■ **Problem statement**: Select the lines that hold the word "débil" and copy each one.

— Begin —

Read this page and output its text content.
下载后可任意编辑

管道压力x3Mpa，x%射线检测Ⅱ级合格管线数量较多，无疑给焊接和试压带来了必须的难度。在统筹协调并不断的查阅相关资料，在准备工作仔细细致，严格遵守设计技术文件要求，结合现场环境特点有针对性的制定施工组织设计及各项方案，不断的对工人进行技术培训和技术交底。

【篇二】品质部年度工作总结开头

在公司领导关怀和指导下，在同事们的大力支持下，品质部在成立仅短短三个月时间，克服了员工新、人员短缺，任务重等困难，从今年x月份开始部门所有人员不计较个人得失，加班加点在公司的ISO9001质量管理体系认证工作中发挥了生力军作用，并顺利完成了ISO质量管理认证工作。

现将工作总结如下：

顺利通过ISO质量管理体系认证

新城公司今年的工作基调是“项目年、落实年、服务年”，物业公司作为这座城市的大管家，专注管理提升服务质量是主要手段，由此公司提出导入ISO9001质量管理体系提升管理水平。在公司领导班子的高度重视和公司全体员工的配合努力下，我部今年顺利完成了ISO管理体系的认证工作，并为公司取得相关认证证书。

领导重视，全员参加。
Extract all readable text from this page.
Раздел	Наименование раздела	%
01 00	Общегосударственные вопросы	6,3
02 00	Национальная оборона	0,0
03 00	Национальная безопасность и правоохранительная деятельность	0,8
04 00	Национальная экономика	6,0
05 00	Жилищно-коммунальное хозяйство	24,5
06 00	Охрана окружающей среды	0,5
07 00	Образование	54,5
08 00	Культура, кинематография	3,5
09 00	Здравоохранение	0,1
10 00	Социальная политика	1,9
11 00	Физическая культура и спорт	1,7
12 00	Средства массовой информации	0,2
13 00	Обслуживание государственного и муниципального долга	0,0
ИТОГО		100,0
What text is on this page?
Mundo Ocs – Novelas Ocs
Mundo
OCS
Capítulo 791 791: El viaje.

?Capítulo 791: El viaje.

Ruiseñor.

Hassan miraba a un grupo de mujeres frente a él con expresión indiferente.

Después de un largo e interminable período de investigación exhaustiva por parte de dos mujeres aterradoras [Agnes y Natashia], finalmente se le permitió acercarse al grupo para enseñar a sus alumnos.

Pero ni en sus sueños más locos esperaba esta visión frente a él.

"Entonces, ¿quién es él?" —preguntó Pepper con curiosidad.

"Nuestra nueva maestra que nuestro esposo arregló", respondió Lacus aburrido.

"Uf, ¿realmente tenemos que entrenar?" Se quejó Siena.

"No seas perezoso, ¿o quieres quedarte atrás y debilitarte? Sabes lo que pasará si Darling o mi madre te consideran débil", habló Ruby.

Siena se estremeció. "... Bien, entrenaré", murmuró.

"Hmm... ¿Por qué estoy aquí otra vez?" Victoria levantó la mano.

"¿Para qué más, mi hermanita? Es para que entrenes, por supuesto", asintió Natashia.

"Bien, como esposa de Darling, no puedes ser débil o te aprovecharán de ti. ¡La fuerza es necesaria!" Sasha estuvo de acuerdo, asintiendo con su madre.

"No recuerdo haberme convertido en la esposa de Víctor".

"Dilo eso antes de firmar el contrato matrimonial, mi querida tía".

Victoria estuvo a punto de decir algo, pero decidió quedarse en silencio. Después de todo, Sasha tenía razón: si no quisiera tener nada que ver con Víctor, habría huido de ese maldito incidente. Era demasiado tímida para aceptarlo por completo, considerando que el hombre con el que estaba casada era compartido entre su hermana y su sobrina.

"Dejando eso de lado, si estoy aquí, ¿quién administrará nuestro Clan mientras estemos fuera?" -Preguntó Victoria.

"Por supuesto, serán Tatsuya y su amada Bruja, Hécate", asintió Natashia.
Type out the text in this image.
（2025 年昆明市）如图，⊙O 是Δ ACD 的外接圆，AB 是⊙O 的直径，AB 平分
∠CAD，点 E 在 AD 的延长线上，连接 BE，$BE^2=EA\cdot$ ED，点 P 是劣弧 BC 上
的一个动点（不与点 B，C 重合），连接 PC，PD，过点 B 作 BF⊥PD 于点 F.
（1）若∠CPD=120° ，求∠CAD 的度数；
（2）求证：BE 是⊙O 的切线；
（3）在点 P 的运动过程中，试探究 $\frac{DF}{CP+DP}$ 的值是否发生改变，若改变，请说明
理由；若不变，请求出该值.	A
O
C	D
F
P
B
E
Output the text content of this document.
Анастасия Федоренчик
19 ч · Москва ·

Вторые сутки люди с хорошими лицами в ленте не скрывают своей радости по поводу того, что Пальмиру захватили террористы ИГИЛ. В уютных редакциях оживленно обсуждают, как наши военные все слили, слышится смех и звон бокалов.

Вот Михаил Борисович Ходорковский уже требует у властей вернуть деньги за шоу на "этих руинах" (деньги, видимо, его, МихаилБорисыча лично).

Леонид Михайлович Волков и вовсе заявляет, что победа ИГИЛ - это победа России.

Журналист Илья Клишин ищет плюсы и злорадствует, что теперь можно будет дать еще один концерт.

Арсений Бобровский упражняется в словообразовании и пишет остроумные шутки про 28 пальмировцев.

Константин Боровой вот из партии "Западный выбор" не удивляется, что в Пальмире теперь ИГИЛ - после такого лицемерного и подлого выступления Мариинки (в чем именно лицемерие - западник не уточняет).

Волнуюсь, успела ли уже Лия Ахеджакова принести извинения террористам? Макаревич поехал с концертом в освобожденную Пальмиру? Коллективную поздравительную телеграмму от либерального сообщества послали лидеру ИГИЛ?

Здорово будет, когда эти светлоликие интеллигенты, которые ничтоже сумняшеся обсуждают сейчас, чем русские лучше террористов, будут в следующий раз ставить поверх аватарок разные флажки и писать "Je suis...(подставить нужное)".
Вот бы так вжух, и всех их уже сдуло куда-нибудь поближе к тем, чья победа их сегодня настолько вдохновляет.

— End —

■ **The output**:
"No seas perezoso, ¿o quieres quedarte atrás y debilitarte? Sabes lo que pasará si Darling o mi madre te consideran débil", habló Ruby.
"Bien, como esposa de Darling, no puedes ser débil o te aprovecharán de ti. ¡La fuerza es necesaria!" Sasha estuvo de acuerdo, asintiendo con su madre.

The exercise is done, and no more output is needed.